To do
Find the lines holding the word "JSON" and collect them.

Material provided
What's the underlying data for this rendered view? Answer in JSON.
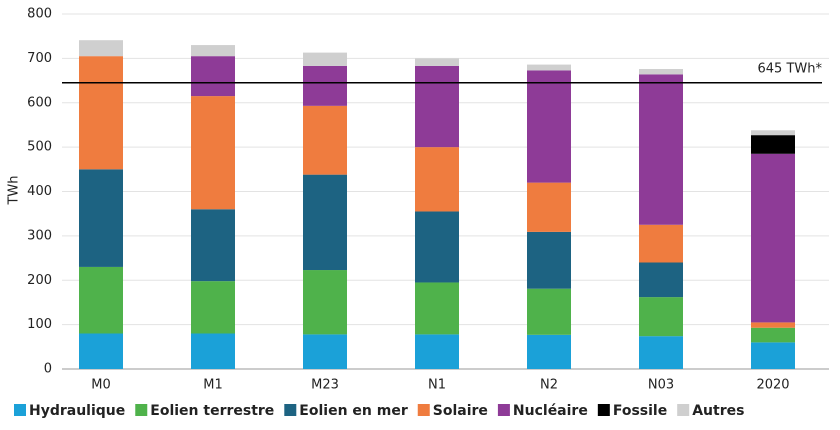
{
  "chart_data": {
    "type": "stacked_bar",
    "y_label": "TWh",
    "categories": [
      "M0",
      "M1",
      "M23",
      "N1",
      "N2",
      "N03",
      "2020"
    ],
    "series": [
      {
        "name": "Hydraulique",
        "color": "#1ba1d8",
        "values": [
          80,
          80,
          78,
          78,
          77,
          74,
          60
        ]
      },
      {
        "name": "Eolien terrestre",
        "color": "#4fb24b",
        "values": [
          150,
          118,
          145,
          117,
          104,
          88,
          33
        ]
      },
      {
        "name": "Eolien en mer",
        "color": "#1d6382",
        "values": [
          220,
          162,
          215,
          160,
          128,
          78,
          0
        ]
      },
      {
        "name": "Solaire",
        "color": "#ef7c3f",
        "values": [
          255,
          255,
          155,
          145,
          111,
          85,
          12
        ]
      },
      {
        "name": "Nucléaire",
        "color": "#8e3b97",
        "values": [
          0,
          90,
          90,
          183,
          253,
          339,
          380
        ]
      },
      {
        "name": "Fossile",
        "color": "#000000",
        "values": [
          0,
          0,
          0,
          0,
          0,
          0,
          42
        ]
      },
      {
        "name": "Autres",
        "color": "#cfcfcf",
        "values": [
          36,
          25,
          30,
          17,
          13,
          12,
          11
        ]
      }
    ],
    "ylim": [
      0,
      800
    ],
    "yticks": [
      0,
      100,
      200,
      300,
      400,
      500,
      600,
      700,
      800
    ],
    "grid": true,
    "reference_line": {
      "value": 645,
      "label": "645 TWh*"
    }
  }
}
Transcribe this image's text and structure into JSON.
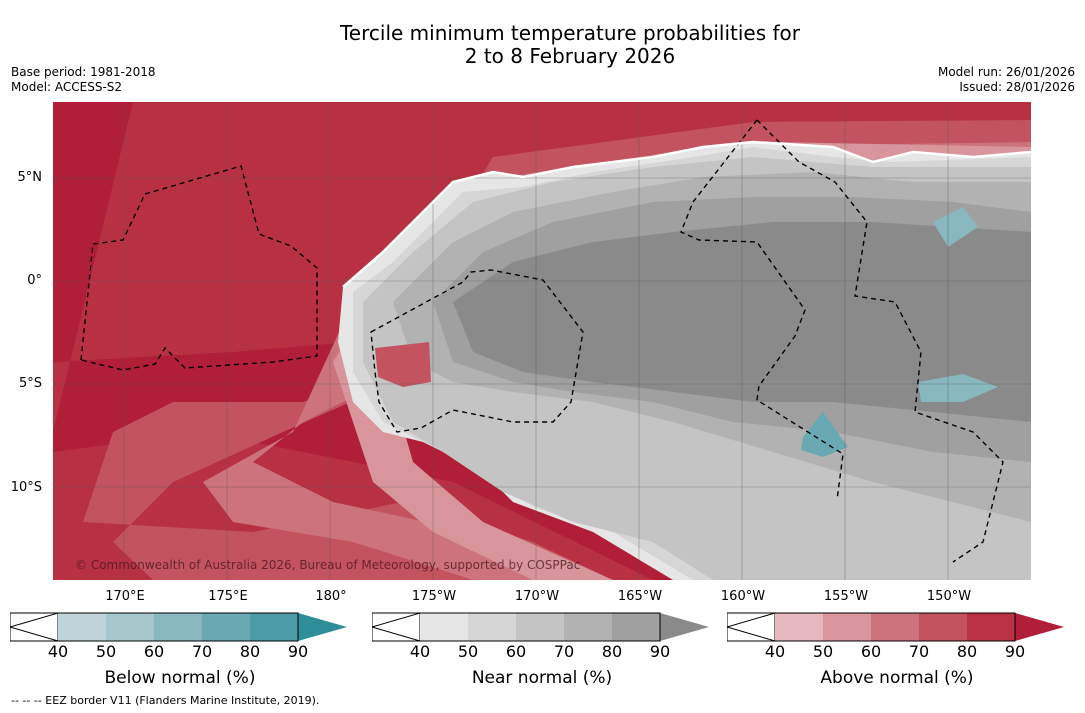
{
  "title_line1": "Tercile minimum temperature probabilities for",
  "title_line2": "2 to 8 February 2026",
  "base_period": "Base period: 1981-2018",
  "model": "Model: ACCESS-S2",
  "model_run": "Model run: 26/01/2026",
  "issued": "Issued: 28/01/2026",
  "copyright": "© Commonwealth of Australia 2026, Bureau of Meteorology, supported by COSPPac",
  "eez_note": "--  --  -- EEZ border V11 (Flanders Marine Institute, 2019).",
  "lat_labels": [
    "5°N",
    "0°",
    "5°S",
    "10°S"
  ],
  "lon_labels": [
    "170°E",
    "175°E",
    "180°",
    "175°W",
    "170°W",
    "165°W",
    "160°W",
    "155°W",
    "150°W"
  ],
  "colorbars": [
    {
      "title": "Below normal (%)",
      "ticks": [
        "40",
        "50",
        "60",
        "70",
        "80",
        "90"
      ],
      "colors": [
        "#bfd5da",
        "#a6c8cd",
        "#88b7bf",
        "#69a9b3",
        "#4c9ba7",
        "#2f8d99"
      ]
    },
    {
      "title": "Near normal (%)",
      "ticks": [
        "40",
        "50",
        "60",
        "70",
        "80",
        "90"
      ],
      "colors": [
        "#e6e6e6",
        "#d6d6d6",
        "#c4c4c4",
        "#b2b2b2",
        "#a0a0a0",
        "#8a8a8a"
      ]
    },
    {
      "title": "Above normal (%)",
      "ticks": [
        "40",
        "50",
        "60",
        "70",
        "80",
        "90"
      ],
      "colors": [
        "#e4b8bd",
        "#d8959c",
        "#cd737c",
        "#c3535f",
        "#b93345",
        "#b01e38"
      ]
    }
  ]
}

Answer to the problem
What's the underlying data for this rendered view? Answer in JSON.
Transcribe this image's text and structure into JSON.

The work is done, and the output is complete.